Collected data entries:

#####

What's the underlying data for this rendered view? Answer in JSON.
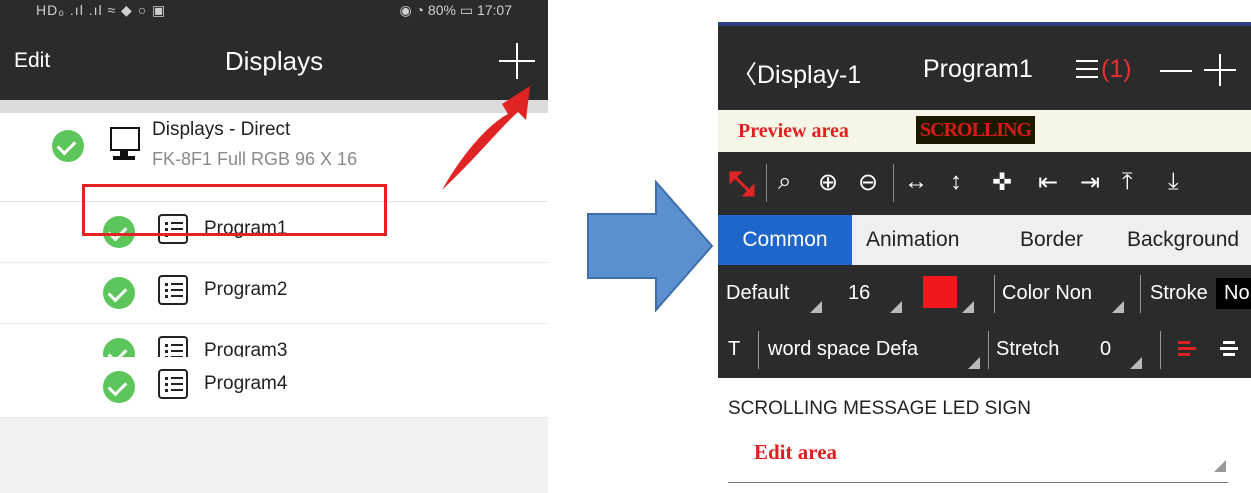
{
  "left_screen": {
    "status_left": "HD₀ .ıl .ıl ≈ ◆ ○ ▣",
    "status_right": "◉ ◔ 80% ▭ 17:07",
    "edit_label": "Edit",
    "title": "Displays",
    "add_icon": "plus-icon",
    "display": {
      "name": "Displays - Direct",
      "details": "FK-8F1   Full RGB   96 X 16",
      "icon": "monitor-icon",
      "status_icon": "check-circle-icon"
    },
    "programs": [
      {
        "label": "Program1",
        "highlighted": true
      },
      {
        "label": "Program2"
      },
      {
        "label": "Program3"
      },
      {
        "label": "Program4"
      }
    ],
    "annotation_colors": {
      "highlight_box": "#e02424",
      "pointer_arrow": "#e02424"
    }
  },
  "arrow": {
    "color": "#5b8fd0"
  },
  "right_screen": {
    "back_label": "〈Display-1",
    "program_title": "Program1",
    "menu_icon": "hamburger-icon",
    "program_count": "(1)",
    "preview": {
      "label": "Preview area",
      "led_text": "SCROLLING"
    },
    "tool_icons": [
      "resize-icon",
      "search-icon",
      "zoom-in-icon",
      "zoom-out-icon",
      "width-icon",
      "height-icon",
      "move-icon",
      "align-left-icon",
      "align-right-icon",
      "align-top-icon",
      "align-bottom-icon"
    ],
    "tabs": [
      "Common",
      "Animation",
      "Border",
      "Background"
    ],
    "active_tab": "Common",
    "font_row": {
      "font": "Default",
      "size": "16",
      "color_swatch": "#f0161a",
      "color_mode": "Color Non",
      "stroke_label": "Stroke",
      "stroke_value": "No"
    },
    "spacing_row": {
      "text_icon": "T",
      "word_space": "word space Defa",
      "stretch_label": "Stretch",
      "stretch_value": "0"
    },
    "edit": {
      "text": "SCROLLING MESSAGE LED SIGN",
      "label": "Edit area"
    }
  }
}
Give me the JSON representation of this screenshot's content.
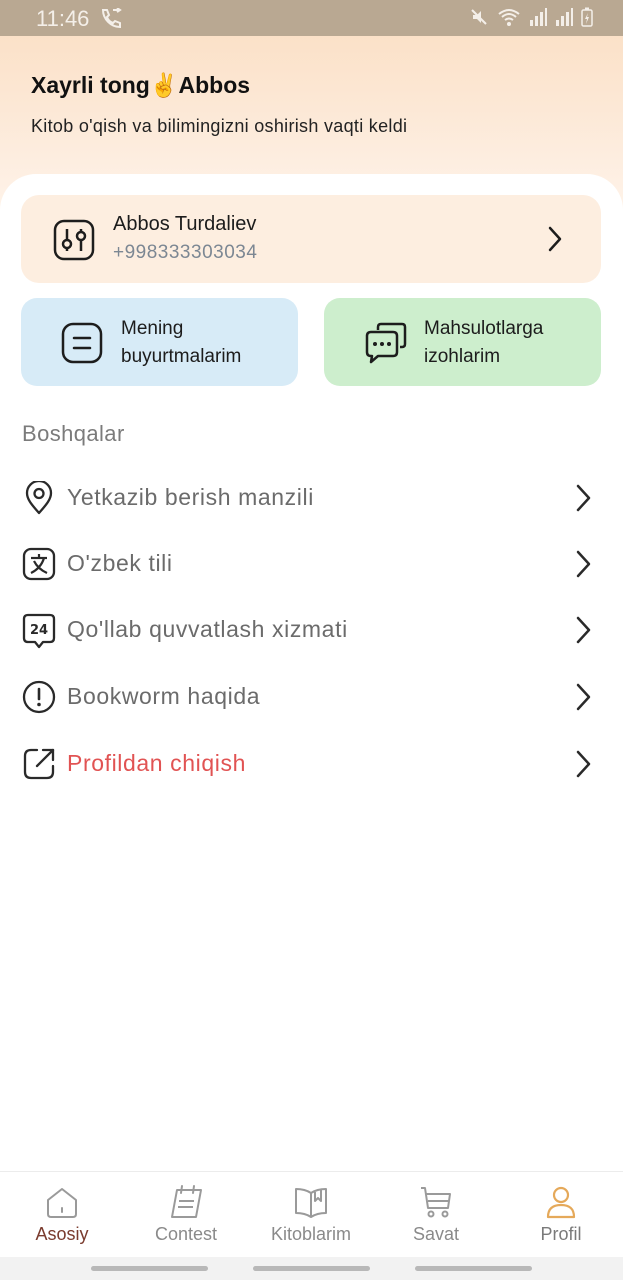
{
  "status_bar": {
    "time": "11:46"
  },
  "header": {
    "greeting": "Xayrli tong✌️Abbos",
    "subtitle": "Kitob o'qish va bilimingizni oshirish vaqti keldi"
  },
  "profile": {
    "name": "Abbos Turdaliev",
    "phone": "+998333303034"
  },
  "tiles": {
    "orders": {
      "line1": "Mening",
      "line2": "buyurtmalarim"
    },
    "reviews": {
      "line1": "Mahsulotlarga",
      "line2": "izohlarim"
    }
  },
  "section": {
    "title": "Boshqalar"
  },
  "menu": [
    {
      "label": "Yetkazib berish manzili",
      "icon": "location-pin-icon"
    },
    {
      "label": "O'zbek tili",
      "icon": "language-icon"
    },
    {
      "label": "Qo'llab quvvatlash xizmati",
      "icon": "support-24-icon"
    },
    {
      "label": "Bookworm haqida",
      "icon": "info-icon"
    },
    {
      "label": "Profildan chiqish",
      "icon": "logout-icon",
      "color": "#e15353"
    }
  ],
  "bottom_nav": [
    {
      "label": "Asosiy",
      "icon": "home-icon",
      "active": true
    },
    {
      "label": "Contest",
      "icon": "contest-icon"
    },
    {
      "label": "Kitoblarim",
      "icon": "book-icon"
    },
    {
      "label": "Savat",
      "icon": "cart-icon"
    },
    {
      "label": "Profil",
      "icon": "profile-icon"
    }
  ],
  "colors": {
    "accent": "#e5a95a",
    "danger": "#e15353",
    "orders_tile": "#d7ebf7",
    "reviews_tile": "#cdeecd",
    "profile_card": "#fdeee0"
  }
}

#####

Among the lines of the data, identify those with the word "Displays". Copy each of them.

* Exercise answer:
    "title": "Displays",
      "name": "Displays - Direct",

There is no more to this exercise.